--- SHORT PROBLEM ---
Copy out the lines that include the word "subtitle".

--- EXTRACTED RECORDS ---

** Start **

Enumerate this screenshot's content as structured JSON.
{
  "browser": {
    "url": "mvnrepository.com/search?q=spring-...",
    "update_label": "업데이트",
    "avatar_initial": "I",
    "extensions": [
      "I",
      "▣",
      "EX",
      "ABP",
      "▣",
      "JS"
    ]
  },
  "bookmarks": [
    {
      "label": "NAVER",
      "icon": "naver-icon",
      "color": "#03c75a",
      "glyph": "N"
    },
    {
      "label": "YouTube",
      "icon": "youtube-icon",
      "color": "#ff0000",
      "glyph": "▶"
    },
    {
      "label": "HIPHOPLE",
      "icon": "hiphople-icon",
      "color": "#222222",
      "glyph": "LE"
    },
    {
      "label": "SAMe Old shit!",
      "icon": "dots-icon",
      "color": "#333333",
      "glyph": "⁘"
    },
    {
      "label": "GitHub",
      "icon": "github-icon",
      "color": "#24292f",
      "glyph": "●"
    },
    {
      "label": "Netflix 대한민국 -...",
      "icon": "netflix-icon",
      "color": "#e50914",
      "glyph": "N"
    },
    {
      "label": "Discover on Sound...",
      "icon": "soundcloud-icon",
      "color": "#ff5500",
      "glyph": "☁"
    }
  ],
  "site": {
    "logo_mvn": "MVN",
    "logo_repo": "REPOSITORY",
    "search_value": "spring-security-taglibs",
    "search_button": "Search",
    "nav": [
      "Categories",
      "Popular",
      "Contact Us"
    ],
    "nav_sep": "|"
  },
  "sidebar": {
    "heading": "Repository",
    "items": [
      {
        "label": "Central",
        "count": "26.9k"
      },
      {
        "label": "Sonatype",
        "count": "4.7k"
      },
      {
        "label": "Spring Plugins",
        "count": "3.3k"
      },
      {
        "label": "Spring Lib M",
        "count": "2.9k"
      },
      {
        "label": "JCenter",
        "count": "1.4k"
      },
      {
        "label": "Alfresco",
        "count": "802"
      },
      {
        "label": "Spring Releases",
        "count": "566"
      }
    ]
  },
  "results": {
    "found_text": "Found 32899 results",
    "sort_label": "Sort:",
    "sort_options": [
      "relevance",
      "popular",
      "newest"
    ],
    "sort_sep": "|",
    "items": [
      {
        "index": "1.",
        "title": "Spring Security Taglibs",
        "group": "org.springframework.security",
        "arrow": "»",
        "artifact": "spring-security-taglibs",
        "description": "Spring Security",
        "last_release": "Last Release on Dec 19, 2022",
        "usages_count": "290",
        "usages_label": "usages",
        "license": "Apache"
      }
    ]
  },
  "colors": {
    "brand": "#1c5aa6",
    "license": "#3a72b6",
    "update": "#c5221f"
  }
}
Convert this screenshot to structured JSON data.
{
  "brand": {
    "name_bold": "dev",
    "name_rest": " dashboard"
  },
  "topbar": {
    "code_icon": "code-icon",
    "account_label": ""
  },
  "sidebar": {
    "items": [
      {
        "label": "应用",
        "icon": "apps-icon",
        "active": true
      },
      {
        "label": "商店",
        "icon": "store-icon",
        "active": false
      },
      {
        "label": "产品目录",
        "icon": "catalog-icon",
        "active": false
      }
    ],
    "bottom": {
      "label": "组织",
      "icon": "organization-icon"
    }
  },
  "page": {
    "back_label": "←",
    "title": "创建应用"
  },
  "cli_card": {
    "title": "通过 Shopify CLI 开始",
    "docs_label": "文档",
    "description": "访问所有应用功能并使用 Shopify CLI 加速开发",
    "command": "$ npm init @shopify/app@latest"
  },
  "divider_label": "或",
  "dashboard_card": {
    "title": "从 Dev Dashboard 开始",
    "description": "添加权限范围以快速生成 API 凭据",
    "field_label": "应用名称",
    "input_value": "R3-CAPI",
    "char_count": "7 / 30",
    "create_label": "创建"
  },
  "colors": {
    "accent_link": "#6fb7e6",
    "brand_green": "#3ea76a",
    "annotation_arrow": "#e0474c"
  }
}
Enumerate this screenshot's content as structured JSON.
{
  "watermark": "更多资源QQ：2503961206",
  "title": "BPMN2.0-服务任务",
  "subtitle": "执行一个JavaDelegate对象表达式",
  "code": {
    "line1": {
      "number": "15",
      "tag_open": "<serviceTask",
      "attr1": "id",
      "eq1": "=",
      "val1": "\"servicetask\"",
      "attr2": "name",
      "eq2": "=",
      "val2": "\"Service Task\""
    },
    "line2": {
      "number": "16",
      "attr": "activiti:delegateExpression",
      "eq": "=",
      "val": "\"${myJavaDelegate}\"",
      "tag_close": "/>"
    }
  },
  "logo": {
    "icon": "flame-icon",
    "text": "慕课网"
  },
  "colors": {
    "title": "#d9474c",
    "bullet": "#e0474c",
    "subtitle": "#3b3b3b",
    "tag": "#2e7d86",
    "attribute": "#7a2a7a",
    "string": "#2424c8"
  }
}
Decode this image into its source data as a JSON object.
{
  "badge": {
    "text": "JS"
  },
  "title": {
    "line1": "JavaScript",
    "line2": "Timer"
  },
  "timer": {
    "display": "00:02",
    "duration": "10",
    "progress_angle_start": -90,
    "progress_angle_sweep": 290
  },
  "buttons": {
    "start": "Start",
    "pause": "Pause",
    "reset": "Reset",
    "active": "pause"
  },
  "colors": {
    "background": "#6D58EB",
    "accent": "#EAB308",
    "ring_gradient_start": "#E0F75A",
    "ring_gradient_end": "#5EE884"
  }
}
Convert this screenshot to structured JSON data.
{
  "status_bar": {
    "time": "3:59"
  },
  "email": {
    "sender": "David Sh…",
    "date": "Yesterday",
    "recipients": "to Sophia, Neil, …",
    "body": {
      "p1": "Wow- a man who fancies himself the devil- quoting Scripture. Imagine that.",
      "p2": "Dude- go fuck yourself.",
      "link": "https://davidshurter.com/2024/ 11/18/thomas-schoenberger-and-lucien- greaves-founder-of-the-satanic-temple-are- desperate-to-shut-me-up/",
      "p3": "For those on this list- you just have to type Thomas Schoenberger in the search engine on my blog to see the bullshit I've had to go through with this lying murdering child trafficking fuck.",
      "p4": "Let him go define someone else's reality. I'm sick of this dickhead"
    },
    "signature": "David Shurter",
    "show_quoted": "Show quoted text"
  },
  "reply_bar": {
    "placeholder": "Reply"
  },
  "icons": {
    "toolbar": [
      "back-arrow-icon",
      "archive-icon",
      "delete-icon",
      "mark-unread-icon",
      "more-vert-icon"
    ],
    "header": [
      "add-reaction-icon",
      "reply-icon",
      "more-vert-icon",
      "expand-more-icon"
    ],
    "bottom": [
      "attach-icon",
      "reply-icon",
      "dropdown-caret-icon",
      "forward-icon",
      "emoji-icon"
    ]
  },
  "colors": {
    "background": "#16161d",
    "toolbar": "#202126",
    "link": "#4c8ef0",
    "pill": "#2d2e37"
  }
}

** End **

--- THE OUTPUT ---
  "subtitle": "执行一个JavaDelegate对象表达式",
    "subtitle": "#3b3b3b",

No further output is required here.